(Given entries):
----
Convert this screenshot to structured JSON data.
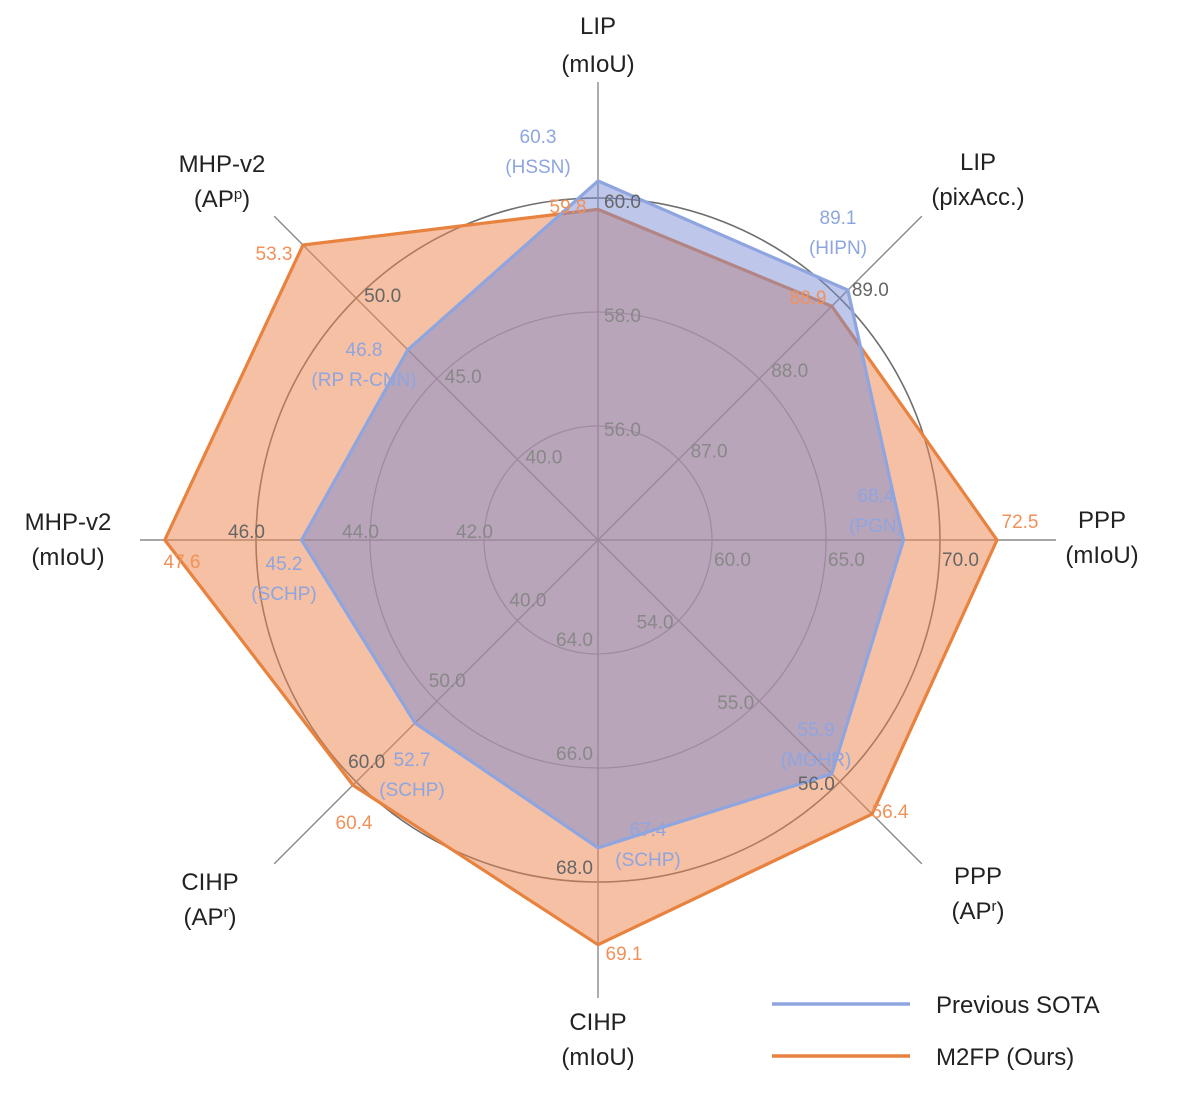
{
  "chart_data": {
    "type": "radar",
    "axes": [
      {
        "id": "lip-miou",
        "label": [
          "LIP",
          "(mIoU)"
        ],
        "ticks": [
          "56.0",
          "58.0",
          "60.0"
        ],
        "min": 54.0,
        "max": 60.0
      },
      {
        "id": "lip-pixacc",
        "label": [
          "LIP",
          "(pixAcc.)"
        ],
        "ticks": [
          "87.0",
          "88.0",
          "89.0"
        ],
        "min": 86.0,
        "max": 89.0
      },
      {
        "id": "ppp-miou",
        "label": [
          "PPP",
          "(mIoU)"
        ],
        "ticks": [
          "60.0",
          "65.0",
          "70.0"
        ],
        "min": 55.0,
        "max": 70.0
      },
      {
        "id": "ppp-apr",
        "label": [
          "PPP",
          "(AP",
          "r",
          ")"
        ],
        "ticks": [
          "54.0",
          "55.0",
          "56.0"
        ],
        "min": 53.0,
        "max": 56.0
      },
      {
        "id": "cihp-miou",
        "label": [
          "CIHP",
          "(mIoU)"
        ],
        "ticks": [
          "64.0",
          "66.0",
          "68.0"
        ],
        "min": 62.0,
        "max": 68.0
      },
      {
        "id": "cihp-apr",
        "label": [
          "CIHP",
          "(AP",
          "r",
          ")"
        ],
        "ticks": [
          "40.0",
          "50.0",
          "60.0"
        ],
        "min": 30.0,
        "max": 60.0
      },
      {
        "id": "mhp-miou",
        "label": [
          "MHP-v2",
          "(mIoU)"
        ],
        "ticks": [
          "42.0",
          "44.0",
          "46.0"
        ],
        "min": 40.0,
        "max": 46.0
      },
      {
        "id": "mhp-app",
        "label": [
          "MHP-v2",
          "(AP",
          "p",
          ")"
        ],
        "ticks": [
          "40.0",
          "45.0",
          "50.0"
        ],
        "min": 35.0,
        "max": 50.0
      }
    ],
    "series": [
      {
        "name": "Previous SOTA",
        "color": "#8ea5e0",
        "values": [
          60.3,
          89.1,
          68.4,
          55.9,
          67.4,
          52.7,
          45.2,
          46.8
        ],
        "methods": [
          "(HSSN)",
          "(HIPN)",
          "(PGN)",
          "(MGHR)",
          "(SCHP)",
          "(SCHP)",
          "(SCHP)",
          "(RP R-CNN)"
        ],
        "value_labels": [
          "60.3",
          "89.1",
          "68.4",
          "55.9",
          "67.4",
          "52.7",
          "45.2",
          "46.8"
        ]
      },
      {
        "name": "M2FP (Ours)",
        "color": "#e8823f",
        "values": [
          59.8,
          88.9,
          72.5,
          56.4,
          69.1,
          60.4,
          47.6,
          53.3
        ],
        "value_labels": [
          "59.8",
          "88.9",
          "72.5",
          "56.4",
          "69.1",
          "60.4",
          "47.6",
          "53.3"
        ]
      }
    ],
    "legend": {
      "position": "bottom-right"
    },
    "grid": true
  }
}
----
(Aim): Retype the whole listing exactly and leave the pictures out.

(Reply to the exercise):
Convert this screenshot to structured JSON data.
{
  "chart_data": {
    "type": "radar",
    "axes": [
      {
        "id": "lip-miou",
        "label": [
          "LIP",
          "(mIoU)"
        ],
        "ticks": [
          "56.0",
          "58.0",
          "60.0"
        ],
        "min": 54.0,
        "max": 60.0
      },
      {
        "id": "lip-pixacc",
        "label": [
          "LIP",
          "(pixAcc.)"
        ],
        "ticks": [
          "87.0",
          "88.0",
          "89.0"
        ],
        "min": 86.0,
        "max": 89.0
      },
      {
        "id": "ppp-miou",
        "label": [
          "PPP",
          "(mIoU)"
        ],
        "ticks": [
          "60.0",
          "65.0",
          "70.0"
        ],
        "min": 55.0,
        "max": 70.0
      },
      {
        "id": "ppp-apr",
        "label": [
          "PPP",
          "(AP",
          "r",
          ")"
        ],
        "ticks": [
          "54.0",
          "55.0",
          "56.0"
        ],
        "min": 53.0,
        "max": 56.0
      },
      {
        "id": "cihp-miou",
        "label": [
          "CIHP",
          "(mIoU)"
        ],
        "ticks": [
          "64.0",
          "66.0",
          "68.0"
        ],
        "min": 62.0,
        "max": 68.0
      },
      {
        "id": "cihp-apr",
        "label": [
          "CIHP",
          "(AP",
          "r",
          ")"
        ],
        "ticks": [
          "40.0",
          "50.0",
          "60.0"
        ],
        "min": 30.0,
        "max": 60.0
      },
      {
        "id": "mhp-miou",
        "label": [
          "MHP-v2",
          "(mIoU)"
        ],
        "ticks": [
          "42.0",
          "44.0",
          "46.0"
        ],
        "min": 40.0,
        "max": 46.0
      },
      {
        "id": "mhp-app",
        "label": [
          "MHP-v2",
          "(AP",
          "p",
          ")"
        ],
        "ticks": [
          "40.0",
          "45.0",
          "50.0"
        ],
        "min": 35.0,
        "max": 50.0
      }
    ],
    "series": [
      {
        "name": "Previous SOTA",
        "color": "#8ea5e0",
        "values": [
          60.3,
          89.1,
          68.4,
          55.9,
          67.4,
          52.7,
          45.2,
          46.8
        ],
        "methods": [
          "(HSSN)",
          "(HIPN)",
          "(PGN)",
          "(MGHR)",
          "(SCHP)",
          "(SCHP)",
          "(SCHP)",
          "(RP R-CNN)"
        ],
        "value_labels": [
          "60.3",
          "89.1",
          "68.4",
          "55.9",
          "67.4",
          "52.7",
          "45.2",
          "46.8"
        ]
      },
      {
        "name": "M2FP (Ours)",
        "color": "#e8823f",
        "values": [
          59.8,
          88.9,
          72.5,
          56.4,
          69.1,
          60.4,
          47.6,
          53.3
        ],
        "value_labels": [
          "59.8",
          "88.9",
          "72.5",
          "56.4",
          "69.1",
          "60.4",
          "47.6",
          "53.3"
        ]
      }
    ],
    "legend": {
      "position": "bottom-right"
    },
    "grid": true
  }
}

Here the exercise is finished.